[Exercise directions] From the line with "OCR this image." through the final line, transcribe the material below character for character; include no other lines.

[start]

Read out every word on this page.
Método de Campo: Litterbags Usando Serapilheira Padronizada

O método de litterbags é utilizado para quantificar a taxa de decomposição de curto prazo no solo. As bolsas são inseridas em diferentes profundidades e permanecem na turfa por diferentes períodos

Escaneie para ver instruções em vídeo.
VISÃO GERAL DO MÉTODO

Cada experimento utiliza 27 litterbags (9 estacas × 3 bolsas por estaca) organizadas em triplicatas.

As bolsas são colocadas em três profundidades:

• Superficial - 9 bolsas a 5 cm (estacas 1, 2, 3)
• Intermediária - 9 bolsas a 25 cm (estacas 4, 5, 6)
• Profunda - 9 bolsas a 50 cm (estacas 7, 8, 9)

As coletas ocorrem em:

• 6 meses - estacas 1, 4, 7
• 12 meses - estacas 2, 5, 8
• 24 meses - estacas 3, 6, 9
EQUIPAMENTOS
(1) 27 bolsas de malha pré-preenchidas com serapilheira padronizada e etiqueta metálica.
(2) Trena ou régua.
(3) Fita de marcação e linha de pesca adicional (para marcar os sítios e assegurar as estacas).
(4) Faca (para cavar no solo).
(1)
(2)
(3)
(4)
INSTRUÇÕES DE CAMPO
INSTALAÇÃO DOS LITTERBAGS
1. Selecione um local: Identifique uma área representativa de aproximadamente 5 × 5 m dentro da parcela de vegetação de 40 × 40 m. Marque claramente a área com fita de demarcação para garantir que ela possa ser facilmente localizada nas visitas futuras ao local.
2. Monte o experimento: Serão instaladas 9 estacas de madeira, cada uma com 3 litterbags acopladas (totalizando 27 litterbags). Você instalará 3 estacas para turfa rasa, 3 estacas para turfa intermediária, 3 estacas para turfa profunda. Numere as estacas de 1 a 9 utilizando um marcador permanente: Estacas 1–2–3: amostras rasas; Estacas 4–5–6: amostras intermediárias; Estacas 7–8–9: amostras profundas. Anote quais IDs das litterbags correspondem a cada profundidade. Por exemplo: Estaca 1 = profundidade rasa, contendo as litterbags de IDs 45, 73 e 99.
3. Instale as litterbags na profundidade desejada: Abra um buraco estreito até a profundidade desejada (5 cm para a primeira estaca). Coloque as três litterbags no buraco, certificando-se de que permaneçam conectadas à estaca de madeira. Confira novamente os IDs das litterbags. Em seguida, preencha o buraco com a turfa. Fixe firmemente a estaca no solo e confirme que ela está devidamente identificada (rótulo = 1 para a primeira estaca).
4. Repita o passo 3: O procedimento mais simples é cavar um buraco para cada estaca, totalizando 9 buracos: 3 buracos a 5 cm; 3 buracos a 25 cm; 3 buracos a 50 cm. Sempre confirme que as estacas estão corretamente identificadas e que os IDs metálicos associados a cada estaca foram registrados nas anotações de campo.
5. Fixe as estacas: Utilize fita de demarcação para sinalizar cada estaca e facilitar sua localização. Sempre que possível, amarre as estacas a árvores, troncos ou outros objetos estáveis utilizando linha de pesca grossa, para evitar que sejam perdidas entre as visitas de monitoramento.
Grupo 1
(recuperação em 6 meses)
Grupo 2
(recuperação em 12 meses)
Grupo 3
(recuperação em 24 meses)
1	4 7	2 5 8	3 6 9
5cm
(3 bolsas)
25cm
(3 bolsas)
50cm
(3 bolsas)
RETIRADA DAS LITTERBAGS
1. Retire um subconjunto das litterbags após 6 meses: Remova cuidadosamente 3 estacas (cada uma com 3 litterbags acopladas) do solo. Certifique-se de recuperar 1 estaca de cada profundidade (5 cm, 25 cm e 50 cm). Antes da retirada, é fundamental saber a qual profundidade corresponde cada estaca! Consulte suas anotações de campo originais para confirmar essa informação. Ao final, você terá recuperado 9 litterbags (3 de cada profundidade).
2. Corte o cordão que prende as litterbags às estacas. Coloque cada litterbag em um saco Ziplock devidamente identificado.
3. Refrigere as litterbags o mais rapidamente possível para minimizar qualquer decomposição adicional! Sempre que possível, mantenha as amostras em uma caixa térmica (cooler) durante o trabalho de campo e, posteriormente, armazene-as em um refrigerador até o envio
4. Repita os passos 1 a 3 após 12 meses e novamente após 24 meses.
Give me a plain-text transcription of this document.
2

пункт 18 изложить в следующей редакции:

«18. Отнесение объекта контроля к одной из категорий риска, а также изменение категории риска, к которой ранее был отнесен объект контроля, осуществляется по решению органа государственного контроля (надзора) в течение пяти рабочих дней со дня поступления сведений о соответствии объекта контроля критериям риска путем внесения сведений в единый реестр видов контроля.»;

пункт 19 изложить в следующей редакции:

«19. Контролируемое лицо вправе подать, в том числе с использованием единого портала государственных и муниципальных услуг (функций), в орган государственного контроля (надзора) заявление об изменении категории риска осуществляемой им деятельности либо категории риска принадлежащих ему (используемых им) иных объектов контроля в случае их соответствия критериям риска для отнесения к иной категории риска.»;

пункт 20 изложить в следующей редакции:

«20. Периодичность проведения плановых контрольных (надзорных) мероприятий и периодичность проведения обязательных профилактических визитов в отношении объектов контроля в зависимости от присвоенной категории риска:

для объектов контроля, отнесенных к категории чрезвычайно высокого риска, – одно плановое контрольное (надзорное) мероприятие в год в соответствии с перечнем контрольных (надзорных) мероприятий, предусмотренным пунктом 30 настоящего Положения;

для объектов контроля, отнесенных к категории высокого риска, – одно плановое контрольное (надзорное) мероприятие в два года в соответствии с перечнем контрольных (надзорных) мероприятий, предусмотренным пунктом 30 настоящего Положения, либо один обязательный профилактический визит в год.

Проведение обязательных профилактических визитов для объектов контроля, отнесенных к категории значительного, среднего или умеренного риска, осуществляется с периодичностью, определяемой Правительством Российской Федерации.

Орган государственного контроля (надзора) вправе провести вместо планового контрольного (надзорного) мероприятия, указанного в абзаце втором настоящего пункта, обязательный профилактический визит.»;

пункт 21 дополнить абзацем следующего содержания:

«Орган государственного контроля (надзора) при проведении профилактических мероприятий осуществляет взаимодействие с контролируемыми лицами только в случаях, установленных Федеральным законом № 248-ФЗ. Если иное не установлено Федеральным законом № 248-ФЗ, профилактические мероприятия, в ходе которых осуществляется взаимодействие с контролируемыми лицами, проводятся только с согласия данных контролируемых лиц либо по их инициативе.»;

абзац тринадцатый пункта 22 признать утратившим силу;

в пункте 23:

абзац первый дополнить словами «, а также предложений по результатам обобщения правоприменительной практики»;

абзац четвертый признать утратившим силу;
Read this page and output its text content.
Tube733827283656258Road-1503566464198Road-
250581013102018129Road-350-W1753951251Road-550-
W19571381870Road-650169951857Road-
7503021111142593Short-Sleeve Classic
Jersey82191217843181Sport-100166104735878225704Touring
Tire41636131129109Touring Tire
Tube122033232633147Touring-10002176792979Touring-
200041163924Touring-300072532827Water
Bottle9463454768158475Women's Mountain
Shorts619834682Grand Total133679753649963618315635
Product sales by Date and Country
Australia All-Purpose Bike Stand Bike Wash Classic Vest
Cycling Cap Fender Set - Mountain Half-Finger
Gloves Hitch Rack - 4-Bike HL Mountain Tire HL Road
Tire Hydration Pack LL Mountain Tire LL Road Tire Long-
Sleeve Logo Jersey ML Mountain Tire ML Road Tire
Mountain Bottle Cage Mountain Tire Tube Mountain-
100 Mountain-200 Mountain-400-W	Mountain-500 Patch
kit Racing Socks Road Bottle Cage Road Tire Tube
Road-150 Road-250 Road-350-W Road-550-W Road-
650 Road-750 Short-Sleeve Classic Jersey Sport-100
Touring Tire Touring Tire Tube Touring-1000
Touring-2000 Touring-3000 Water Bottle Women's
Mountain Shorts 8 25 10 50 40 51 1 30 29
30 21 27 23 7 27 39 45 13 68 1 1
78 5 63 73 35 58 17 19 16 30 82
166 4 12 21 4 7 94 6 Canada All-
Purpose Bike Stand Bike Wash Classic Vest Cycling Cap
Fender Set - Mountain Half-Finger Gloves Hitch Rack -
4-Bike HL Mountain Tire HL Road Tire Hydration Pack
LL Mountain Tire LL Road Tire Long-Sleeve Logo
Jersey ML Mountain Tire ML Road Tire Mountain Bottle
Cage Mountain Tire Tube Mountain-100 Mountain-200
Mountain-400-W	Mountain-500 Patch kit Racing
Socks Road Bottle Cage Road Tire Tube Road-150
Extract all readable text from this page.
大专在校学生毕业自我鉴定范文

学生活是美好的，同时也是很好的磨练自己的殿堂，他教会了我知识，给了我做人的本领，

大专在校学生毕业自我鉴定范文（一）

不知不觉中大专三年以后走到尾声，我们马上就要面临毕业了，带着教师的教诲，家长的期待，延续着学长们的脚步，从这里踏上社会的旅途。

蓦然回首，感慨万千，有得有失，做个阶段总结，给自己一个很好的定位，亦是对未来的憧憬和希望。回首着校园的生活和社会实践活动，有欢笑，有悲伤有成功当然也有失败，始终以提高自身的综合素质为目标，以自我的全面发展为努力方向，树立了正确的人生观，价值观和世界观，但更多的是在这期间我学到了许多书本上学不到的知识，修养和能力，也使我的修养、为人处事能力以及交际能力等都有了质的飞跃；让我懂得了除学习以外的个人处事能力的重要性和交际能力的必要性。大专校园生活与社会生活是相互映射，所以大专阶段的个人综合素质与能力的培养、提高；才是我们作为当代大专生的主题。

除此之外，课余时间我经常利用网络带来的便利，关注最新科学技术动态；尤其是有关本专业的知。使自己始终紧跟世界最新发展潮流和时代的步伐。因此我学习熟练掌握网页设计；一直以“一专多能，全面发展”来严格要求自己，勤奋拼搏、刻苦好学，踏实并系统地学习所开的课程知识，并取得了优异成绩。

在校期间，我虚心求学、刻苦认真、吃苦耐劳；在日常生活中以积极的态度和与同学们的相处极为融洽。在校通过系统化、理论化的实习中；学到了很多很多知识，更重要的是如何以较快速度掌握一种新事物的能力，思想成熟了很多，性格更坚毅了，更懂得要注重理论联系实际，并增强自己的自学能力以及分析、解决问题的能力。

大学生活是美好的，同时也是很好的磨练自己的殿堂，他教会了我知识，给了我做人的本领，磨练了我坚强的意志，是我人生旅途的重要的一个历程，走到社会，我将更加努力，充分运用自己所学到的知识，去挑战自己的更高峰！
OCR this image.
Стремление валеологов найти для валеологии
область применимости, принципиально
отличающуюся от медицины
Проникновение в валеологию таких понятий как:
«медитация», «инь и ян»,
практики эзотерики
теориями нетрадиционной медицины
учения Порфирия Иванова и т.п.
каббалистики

[end]

[Exercise output]
OCR this image.
Стремление валеологов найти для валеологии
область применимости, принципиально
отличающуюся от медицины
Проникновение в валеологию таких понятий как:
«медитация», «инь и ян»,
практики эзотерики
теориями нетрадиционной медицины
учения Порфирия Иванова и т.п.
каббалистики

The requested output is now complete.